**Requirement**
Copy out each line in the material below that has the word "grid".

**Input data**

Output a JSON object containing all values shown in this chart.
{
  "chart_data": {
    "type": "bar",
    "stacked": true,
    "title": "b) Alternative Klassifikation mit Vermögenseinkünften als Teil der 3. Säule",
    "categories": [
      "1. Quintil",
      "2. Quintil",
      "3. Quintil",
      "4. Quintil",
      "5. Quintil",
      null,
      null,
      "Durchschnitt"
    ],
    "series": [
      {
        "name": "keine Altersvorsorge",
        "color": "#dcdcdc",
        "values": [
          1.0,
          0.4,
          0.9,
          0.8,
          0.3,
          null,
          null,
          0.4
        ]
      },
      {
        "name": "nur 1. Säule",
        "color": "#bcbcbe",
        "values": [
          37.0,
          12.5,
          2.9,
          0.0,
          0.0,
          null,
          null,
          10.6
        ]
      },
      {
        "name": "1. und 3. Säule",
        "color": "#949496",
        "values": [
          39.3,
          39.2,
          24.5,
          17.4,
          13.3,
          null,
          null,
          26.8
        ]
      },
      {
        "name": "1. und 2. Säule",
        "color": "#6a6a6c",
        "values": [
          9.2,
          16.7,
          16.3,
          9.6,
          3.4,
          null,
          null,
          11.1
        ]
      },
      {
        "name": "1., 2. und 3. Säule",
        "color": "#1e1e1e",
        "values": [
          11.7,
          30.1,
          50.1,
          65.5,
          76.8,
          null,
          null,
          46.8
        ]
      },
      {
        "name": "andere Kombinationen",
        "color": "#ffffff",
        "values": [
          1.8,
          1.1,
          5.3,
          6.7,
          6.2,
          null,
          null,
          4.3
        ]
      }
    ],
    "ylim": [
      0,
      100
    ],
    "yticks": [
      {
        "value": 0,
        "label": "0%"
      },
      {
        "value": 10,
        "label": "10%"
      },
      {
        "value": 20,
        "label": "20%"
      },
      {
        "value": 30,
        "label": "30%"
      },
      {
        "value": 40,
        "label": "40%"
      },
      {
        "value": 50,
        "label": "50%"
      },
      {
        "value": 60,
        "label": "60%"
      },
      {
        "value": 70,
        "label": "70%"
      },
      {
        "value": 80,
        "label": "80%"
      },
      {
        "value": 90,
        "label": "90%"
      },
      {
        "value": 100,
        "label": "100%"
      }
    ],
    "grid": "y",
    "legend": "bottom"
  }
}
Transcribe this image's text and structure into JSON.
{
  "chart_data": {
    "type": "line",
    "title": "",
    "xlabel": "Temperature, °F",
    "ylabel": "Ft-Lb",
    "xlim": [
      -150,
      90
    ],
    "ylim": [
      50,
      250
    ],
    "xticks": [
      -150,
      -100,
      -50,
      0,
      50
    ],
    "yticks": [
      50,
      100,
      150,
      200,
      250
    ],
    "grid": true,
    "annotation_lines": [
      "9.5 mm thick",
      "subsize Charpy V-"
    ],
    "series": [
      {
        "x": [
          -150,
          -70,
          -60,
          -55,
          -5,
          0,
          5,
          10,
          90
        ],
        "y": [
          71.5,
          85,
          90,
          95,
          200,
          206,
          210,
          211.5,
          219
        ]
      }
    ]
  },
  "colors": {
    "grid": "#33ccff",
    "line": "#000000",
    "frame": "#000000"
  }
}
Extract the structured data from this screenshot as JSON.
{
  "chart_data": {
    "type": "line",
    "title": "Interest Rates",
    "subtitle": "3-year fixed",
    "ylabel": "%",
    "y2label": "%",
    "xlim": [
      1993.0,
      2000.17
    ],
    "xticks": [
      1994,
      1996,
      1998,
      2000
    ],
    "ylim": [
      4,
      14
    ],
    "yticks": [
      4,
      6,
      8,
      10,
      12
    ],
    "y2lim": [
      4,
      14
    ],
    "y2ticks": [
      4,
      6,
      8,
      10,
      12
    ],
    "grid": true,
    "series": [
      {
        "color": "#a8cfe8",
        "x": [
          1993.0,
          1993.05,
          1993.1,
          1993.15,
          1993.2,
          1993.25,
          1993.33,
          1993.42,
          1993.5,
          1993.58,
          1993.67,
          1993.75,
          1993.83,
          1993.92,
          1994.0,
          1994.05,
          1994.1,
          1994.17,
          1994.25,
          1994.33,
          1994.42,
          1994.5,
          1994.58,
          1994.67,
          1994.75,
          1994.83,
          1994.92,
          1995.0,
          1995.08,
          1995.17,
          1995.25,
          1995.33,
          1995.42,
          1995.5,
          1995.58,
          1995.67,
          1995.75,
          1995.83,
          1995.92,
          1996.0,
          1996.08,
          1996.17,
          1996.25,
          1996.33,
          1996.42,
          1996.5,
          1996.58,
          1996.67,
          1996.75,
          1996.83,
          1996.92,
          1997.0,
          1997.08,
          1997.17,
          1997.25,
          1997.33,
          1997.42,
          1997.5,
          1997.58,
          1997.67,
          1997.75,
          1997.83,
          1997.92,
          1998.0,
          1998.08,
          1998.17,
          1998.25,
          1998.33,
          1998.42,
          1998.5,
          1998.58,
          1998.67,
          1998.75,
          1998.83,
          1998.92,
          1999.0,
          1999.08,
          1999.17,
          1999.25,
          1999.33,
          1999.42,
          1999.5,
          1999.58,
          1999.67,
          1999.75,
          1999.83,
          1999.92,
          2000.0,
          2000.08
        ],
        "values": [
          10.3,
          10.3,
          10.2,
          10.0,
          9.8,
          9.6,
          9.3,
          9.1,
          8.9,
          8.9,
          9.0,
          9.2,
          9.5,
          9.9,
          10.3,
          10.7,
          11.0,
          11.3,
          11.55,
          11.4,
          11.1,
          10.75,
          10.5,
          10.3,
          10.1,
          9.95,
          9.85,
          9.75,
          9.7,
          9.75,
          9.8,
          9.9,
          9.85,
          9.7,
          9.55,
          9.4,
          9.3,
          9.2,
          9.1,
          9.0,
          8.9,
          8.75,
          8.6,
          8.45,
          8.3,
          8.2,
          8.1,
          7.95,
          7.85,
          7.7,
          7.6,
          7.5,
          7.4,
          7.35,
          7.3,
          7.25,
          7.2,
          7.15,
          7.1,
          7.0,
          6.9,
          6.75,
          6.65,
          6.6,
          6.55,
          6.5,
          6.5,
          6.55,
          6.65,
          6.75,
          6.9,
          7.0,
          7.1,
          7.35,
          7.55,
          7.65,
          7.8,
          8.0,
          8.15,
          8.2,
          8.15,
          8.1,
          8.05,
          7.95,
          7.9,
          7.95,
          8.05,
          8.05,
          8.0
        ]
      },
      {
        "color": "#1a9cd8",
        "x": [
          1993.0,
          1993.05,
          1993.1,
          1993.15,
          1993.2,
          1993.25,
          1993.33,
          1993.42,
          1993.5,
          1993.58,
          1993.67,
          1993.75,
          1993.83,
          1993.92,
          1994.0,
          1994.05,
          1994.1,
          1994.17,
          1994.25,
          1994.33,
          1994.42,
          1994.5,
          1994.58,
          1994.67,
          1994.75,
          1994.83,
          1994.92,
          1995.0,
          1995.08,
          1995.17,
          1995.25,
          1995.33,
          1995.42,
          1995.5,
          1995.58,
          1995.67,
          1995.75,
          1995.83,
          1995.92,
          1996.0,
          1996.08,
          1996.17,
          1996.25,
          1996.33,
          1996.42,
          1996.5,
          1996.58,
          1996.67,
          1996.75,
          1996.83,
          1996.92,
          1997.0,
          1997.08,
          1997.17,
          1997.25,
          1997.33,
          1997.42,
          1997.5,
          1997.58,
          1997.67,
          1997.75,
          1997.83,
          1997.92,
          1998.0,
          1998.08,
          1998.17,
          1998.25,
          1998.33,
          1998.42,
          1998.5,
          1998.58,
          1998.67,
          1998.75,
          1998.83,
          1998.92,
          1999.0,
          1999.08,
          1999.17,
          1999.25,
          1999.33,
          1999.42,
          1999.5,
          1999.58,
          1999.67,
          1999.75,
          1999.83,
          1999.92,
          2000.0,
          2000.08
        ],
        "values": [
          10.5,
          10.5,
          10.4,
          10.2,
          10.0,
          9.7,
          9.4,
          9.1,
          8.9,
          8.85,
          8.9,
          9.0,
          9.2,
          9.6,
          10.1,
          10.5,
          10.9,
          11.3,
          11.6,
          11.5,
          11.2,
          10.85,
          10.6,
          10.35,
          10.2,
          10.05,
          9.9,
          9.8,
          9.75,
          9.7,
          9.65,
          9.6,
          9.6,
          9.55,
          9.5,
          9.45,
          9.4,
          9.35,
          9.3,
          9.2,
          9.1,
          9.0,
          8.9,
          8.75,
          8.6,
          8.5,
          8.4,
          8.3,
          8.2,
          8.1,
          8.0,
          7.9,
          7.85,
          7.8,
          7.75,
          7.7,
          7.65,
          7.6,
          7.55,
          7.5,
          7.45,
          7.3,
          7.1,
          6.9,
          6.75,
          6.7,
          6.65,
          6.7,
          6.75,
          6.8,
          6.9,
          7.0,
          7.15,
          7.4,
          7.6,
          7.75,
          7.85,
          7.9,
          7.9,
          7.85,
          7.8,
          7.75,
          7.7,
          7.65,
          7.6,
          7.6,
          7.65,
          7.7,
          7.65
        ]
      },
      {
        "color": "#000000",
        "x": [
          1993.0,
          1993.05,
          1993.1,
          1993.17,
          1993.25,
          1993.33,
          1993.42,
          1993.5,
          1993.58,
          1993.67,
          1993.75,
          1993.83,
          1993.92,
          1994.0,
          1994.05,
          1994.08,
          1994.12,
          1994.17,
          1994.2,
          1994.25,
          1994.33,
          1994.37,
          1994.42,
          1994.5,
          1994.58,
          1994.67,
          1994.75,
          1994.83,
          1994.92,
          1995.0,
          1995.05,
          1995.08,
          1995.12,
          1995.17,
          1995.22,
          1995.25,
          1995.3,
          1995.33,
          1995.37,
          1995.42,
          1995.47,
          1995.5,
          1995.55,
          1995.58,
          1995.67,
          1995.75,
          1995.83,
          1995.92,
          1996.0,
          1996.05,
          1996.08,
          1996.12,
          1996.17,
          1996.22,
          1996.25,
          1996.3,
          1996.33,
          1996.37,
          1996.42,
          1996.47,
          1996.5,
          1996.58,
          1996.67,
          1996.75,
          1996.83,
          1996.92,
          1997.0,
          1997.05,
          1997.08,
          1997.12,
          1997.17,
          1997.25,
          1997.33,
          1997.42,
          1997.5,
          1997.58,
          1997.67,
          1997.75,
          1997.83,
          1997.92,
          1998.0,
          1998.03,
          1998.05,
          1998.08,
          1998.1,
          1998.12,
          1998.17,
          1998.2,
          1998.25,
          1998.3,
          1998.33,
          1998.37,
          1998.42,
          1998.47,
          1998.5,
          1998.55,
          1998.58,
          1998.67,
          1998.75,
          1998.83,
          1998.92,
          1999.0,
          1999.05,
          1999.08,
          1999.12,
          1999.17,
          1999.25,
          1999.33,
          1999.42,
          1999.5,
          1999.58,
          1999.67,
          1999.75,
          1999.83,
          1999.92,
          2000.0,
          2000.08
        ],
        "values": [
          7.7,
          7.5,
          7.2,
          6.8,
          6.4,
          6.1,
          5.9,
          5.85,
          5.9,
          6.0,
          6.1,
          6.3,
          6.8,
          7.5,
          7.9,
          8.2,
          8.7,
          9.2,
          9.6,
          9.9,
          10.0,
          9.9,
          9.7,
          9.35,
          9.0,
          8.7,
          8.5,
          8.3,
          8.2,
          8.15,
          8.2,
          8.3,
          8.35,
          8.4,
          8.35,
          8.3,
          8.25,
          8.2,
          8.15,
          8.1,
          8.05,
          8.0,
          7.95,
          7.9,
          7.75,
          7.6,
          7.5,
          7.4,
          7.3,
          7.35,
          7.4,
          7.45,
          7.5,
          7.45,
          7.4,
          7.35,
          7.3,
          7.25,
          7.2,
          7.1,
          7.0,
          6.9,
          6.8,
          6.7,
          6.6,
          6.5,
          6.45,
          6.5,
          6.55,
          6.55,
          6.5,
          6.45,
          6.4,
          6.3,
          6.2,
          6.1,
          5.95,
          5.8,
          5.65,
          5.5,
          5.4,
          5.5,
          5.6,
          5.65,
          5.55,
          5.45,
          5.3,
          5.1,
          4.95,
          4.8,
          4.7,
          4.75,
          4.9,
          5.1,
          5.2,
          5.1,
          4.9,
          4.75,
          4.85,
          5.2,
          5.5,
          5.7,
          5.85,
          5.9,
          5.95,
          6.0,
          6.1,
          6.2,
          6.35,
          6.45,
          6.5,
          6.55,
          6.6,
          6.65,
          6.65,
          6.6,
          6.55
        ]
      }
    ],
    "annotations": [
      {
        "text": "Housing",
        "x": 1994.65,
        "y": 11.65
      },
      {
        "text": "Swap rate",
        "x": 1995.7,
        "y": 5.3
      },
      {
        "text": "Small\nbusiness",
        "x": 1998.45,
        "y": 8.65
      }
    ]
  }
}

**Expected answer**
    "grid": "y",
    "grid": true,
    "grid": "#33ccff",
    "grid": true,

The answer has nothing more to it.